Find each line containing the string "TradingView". Copy it.
--- start MATERIAL ---
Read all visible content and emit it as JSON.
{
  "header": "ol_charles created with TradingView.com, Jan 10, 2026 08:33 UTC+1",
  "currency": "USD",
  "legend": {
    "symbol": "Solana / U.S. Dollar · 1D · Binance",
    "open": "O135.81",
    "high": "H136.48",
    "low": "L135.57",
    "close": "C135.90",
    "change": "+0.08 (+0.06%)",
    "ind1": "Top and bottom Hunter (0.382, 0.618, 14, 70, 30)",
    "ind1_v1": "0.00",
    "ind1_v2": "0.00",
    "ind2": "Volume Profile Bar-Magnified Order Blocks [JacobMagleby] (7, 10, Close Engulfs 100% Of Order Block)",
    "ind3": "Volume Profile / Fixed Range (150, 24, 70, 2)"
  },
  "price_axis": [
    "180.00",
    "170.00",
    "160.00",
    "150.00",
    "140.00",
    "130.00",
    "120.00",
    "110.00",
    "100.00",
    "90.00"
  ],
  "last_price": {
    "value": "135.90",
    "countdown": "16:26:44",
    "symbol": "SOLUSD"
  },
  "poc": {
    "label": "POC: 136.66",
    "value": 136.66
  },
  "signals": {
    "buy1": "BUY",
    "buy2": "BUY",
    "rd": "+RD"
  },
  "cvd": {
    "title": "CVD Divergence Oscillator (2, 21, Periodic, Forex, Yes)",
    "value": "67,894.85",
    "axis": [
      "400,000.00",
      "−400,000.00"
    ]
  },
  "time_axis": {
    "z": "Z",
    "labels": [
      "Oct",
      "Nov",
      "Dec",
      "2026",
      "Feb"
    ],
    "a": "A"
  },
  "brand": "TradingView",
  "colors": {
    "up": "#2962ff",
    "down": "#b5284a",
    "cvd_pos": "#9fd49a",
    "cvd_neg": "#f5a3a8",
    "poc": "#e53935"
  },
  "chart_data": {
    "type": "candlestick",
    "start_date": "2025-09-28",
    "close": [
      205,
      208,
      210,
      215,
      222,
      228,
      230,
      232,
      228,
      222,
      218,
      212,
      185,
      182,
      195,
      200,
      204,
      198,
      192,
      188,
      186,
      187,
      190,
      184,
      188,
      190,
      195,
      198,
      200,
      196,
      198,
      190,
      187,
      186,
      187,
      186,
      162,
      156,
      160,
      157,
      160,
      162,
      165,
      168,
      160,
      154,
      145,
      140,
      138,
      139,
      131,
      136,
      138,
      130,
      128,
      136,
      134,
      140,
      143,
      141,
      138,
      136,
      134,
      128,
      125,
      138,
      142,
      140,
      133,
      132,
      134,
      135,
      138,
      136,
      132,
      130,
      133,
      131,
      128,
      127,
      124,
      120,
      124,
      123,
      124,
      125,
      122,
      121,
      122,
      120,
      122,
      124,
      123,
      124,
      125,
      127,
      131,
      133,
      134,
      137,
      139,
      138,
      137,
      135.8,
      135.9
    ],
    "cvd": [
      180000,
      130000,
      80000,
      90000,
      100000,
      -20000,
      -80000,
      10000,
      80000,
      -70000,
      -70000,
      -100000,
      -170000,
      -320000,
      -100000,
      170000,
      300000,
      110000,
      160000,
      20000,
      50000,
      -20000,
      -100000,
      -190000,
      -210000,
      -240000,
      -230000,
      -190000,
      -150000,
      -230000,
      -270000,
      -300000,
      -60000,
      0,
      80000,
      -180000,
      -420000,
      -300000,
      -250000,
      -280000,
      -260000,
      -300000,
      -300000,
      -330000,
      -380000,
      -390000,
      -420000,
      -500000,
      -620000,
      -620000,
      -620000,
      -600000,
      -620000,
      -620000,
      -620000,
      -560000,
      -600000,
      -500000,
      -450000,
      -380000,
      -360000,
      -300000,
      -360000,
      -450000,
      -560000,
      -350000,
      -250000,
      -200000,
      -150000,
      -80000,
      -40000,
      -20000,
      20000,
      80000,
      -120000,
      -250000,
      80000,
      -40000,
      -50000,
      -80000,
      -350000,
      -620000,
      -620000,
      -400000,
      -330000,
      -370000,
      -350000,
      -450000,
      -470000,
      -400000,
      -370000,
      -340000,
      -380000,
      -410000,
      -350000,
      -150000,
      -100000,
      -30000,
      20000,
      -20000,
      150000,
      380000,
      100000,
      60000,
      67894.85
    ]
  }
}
--- end MATERIAL ---
**SOLUTION**
  "header": "ol_charles created with TradingView.com, Jan 10, 2026 08:33 UTC+1",
  "brand": "TradingView",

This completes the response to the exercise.